◆ **Short exercise**
Work out how many lines in the entries contain the string "this", and give nothing but that number.

◆ **Task inputs**

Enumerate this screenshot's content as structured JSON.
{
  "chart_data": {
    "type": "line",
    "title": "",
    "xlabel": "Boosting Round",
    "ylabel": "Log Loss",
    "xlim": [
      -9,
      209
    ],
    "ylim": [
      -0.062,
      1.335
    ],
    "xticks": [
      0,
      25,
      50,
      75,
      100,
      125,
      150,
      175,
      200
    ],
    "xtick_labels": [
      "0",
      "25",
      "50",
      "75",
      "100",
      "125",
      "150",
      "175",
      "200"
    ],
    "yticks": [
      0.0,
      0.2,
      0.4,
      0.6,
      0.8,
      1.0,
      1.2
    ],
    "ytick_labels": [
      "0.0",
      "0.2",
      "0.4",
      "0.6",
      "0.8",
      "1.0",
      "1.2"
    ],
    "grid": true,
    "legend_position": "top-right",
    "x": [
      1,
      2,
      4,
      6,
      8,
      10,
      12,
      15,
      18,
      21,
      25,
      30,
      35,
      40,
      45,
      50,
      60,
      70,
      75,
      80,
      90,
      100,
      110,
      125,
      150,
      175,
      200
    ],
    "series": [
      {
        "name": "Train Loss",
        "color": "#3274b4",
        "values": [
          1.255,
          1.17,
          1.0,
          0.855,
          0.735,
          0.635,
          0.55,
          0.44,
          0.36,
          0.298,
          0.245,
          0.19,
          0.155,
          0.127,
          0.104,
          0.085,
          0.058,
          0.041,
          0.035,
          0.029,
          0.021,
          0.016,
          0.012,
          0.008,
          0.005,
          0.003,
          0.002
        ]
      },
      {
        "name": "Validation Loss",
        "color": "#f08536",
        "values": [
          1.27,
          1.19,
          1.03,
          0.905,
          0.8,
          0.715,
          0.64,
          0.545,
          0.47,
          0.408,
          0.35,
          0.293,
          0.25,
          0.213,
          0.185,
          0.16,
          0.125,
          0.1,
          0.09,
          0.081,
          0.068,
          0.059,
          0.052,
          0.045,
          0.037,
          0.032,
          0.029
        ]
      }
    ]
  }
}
---
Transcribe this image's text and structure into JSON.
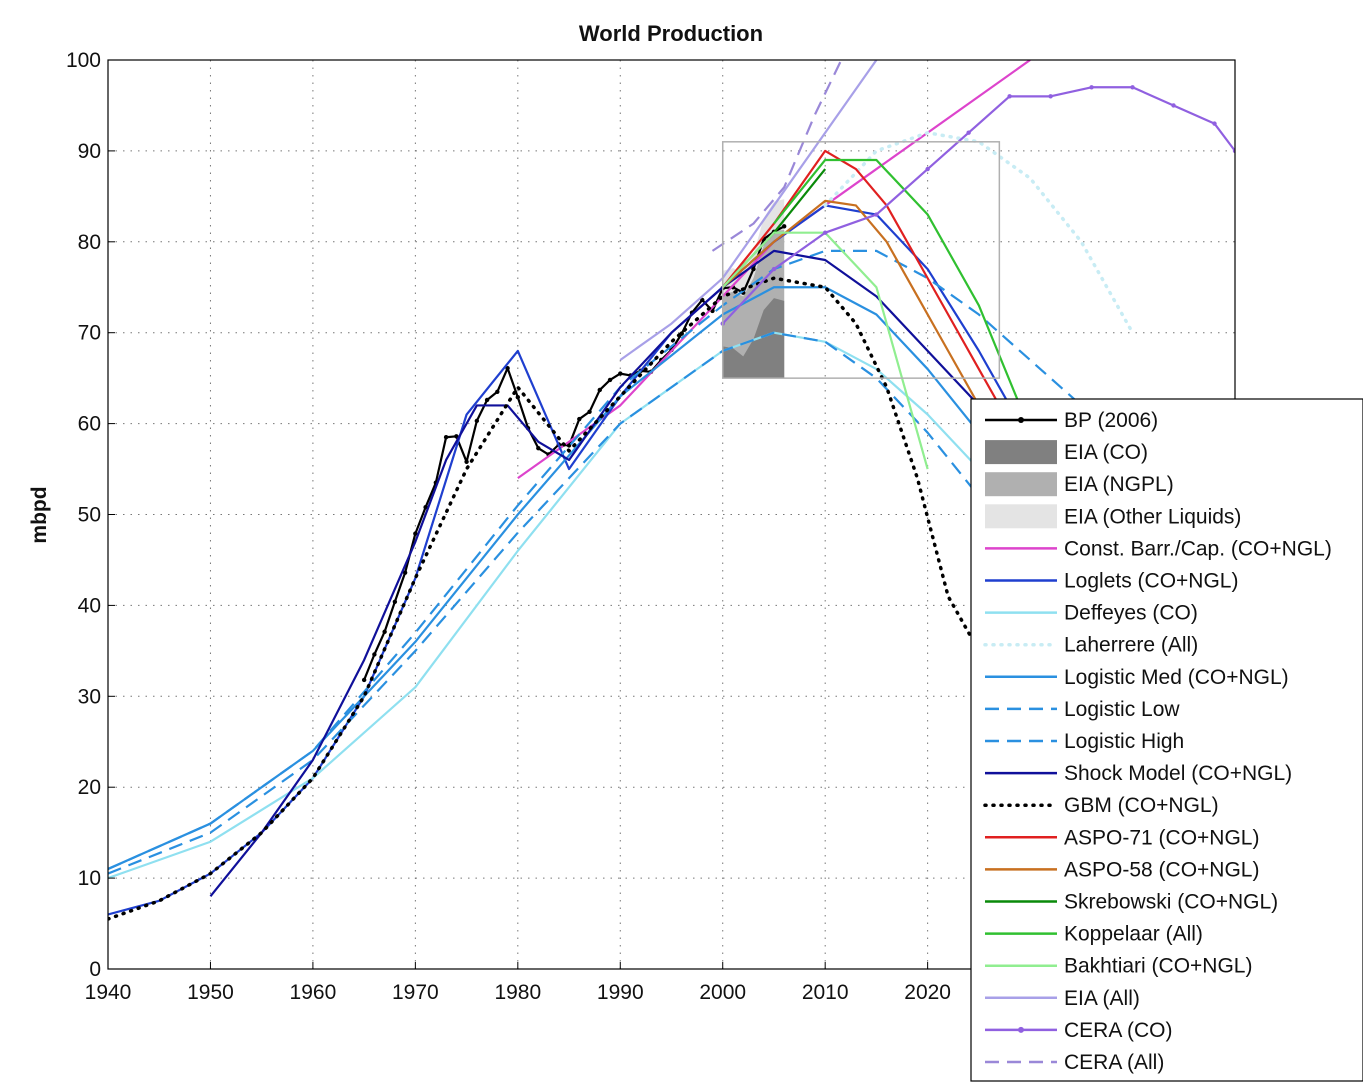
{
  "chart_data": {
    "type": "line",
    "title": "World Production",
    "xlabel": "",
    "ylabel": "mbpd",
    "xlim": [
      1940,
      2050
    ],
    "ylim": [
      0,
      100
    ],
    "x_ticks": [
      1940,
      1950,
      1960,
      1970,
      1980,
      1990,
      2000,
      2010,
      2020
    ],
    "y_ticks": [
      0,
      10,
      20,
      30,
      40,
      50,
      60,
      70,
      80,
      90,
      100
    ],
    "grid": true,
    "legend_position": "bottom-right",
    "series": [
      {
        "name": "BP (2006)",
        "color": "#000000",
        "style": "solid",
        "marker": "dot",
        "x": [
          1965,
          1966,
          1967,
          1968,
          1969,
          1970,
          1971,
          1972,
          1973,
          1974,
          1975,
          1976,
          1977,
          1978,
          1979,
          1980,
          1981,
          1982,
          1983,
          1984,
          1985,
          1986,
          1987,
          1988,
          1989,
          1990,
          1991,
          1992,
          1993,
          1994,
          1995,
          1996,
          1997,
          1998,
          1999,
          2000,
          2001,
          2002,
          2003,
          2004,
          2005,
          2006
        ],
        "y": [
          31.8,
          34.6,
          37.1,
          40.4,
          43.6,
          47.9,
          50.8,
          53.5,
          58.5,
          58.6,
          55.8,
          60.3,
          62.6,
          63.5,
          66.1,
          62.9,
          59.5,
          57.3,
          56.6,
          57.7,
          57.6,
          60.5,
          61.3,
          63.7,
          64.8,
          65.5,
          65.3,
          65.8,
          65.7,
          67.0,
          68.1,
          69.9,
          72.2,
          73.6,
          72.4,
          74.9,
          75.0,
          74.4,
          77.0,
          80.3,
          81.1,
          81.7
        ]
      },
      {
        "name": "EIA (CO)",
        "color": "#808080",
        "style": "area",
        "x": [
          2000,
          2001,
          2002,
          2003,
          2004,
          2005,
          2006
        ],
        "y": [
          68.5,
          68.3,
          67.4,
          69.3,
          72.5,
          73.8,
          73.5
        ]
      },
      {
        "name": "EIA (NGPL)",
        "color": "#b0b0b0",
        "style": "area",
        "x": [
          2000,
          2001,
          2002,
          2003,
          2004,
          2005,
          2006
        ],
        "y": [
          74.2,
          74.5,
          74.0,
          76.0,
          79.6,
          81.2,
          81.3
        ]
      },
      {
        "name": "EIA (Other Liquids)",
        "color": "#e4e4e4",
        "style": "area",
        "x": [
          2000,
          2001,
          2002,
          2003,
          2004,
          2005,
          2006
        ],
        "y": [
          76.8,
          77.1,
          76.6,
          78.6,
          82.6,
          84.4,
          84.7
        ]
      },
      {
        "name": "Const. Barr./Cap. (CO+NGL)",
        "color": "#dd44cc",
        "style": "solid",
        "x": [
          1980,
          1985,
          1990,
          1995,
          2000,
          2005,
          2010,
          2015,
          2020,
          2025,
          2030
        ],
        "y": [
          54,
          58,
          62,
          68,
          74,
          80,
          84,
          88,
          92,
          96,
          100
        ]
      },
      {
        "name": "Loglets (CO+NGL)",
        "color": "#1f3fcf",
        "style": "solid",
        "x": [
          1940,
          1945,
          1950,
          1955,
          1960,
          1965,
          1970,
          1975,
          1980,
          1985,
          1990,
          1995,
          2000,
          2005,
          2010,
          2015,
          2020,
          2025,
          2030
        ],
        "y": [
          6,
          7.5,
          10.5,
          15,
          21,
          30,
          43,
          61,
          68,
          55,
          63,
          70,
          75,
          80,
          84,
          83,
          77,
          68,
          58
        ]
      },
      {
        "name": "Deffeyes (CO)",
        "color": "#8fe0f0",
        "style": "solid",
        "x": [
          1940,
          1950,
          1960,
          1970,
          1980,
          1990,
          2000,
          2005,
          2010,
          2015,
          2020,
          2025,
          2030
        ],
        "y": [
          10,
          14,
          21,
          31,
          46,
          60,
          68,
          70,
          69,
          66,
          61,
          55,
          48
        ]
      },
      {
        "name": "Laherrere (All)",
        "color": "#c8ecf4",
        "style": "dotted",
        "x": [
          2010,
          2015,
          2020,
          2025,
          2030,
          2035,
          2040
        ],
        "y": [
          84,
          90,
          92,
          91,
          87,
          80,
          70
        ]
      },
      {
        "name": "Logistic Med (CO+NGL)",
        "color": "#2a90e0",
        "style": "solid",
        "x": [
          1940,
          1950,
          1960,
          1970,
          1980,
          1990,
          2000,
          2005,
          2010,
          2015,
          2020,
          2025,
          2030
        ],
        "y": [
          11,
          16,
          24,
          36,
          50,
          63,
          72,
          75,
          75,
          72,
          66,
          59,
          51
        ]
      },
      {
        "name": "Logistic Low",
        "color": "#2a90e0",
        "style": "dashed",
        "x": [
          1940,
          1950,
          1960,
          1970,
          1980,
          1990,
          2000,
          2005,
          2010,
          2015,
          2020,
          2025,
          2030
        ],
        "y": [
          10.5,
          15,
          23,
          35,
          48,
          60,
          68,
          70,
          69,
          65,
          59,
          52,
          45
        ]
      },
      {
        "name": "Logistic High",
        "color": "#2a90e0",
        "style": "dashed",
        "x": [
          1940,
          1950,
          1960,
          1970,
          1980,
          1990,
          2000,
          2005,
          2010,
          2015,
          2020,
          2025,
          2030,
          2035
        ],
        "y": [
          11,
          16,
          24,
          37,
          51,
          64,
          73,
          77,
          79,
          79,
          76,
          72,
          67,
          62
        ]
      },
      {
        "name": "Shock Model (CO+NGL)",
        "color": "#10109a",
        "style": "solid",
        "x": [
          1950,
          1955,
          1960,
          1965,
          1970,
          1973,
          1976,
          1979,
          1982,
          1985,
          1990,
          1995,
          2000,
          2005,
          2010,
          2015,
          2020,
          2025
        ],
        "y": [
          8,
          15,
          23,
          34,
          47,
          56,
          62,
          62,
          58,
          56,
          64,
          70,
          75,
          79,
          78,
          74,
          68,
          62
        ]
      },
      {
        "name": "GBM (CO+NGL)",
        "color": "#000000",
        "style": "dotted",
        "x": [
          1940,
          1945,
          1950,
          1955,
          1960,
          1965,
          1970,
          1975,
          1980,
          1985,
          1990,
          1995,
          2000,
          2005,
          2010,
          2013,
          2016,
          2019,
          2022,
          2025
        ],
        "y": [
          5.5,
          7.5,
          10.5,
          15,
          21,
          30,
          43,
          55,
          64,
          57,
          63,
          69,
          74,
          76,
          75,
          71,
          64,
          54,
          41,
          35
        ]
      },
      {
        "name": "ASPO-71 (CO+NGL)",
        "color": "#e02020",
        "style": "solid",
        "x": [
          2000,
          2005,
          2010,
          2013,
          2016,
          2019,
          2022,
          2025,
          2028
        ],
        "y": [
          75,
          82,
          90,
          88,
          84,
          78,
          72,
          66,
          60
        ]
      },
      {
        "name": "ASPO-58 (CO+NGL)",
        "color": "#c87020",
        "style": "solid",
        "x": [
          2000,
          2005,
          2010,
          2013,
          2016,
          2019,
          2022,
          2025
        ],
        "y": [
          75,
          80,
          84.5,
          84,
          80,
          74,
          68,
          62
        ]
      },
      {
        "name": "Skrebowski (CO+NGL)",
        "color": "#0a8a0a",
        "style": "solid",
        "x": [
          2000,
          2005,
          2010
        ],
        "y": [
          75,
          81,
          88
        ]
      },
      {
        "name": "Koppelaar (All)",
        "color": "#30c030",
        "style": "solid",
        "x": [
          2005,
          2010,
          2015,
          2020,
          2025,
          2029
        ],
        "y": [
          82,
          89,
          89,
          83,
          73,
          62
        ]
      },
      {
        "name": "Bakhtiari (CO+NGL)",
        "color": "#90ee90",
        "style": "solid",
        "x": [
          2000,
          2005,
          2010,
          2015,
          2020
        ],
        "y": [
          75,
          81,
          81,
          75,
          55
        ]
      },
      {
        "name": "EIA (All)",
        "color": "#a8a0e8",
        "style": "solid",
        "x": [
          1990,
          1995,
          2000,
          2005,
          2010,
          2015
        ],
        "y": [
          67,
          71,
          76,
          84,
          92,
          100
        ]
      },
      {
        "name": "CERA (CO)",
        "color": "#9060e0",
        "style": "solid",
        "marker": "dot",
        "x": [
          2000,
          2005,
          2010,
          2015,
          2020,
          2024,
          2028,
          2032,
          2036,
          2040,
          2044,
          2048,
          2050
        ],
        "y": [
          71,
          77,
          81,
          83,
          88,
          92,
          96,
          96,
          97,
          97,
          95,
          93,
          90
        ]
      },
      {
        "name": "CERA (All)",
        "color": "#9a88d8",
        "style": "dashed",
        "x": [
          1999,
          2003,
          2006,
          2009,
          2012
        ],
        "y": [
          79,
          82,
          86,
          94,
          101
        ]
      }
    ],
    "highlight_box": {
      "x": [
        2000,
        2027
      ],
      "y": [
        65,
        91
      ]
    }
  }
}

◆ **Task response**
2